From mboxrd@z Thu Jan  1 00:00:00 1970
Received: from d01relay02.pok.ibm.com (d01relay02.pok.ibm.com [9.56.227.234])
	by e8.ny.us.ibm.com (8.13.1/8.13.1) with ESMTP id mA898eqk028490
	for <linux-mm@kvack.org>; Sat, 8 Nov 2008 04:08:40 -0500
Received: from d01av04.pok.ibm.com (d01av04.pok.ibm.com [9.56.224.64])
	by d01relay02.pok.ibm.com (8.13.8/8.13.8/NCO v9.1) with ESMTP id mA89B9h9123316
	for <linux-mm@kvack.org>; Sat, 8 Nov 2008 04:11:09 -0500
Received: from d01av04.pok.ibm.com (loopback [127.0.0.1])
	by d01av04.pok.ibm.com (8.12.11.20060308/8.13.3) with ESMTP id mA89B84l028640
	for <linux-mm@kvack.org>; Sat, 8 Nov 2008 04:11:09 -0500
From: Balbir Singh <balbir@linux.vnet.ibm.com>
Date: Sat, 08 Nov 2008 14:41:00 +0530
Message-Id: <20081108091100.32236.89666.sendpatchset@localhost.localdomain>
In-Reply-To: <20081108091009.32236.26177.sendpatchset@localhost.localdomain>
References: <20081108091009.32236.26177.sendpatchset@localhost.localdomain>
Subject: [RFC][mm] [PATCH 3/4] Memory cgroup hierarchical reclaim (v2)

* Source material *
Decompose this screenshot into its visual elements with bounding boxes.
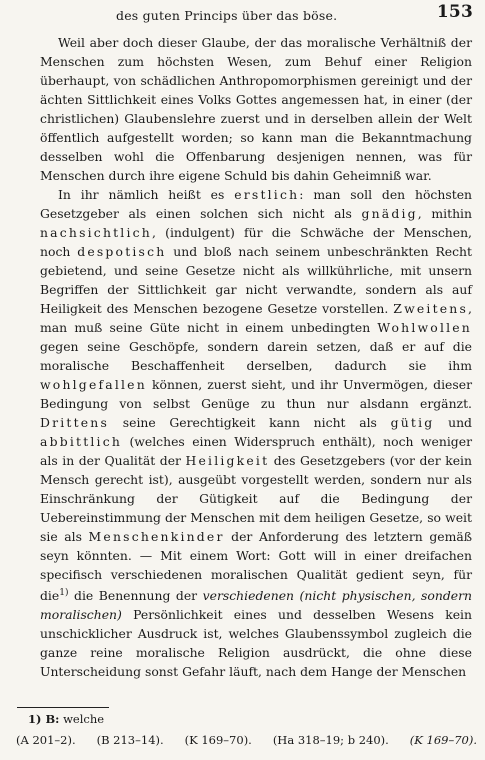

* Task requirements *
A. Rewrite the stretch of the patch email's header from "by d01av04.pok.ibm.com (8.12.11.20060308/8.13.3)" through "hierarchical reclaim (v2)", replacing "sendpatchset" with "git-send-email".
B. List every distinct field name in the patch email's header that is followed by a colon.
C. Continue the patch email's header from the point where it stops.
This material comes from a different source than the email header.

* Answers to the problems *
A.
by d01av04.pok.ibm.com (8.12.11.20060308/8.13.3) with ESMTP id mA89B84l028640
	for <linux-mm@kvack.org>; Sat, 8 Nov 2008 04:11:09 -0500
From: Balbir Singh <balbir@linux.vnet.ibm.com>
Date: Sat, 08 Nov 2008 14:41:00 +0530
Message-Id: <20081108091100.32236.89666.git-send-email@localhost.localdomain>
In-Reply-To: <20081108091009.32236.26177.git-send-email@localhost.localdomain>
References: <20081108091009.32236.26177.git-send-email@localhost.localdomain>
Subject: [RFC][mm] [PATCH 3/4] Memory cgroup hierarchical reclaim (v2)

B. Received, From, Date, Message-Id, In-Reply-To, References, Subject

C.
Sender: owner-linux-mm@kvack.org
Return-Path: <owner-linux-mm@kvack.org>
To: linux-mm@kvack.org
Cc: YAMAMOTO Takashi <yamamoto@valinux.co.jp>, Paul Menage <menage@google.com>, lizf@cn.fujitsu.com, linux-kernel@vger.kernel.org, Nick Piggin <nickpiggin@yahoo.com.au>, David Rientjes <rientjes@google.com>, Pavel Emelianov <xemul@openvz.org>, Dhaval Giani <dhaval@linux.vnet.ibm.com>, Balbir Singh <balbir@linux.vnet.ibm.com>, Andrew Morton <akpm@linux-foundation.org>, KAMEZAWA Hiroyuki <kamezawa.hiroyu@jp.fujitsu.com>
List-ID: <linux-mm.kvack.org>

This patch introduces hierarchical reclaim. When an ancestor goes over its
limit, the charging routine points to the parent that is above its limit.
The reclaim process then starts from the last scanned child of the ancestor
and reclaims until the ancestor goes below its limit.

Signed-off-by: Balbir Singh <balbir@linux.vnet.ibm.com>
---

 mm/memcontrol.c |  152 +++++++++++++++++++++++++++++++++++++++++++++++---------
 1 file changed, 128 insertions(+), 24 deletions(-)

diff -puN mm/memcontrol.c~memcg-hierarchical-reclaim mm/memcontrol.c
--- linux-2.6.28-rc2/mm/memcontrol.c~memcg-hierarchical-reclaim	2008-11-08 14:09:32.000000000 +0530
+++ linux-2.6.28-rc2-balbir/mm/memcontrol.c	2008-11-08 14:09:32.000000000 +0530
@@ -132,6 +132,11 @@ struct mem_cgroup {
 	 * statistics.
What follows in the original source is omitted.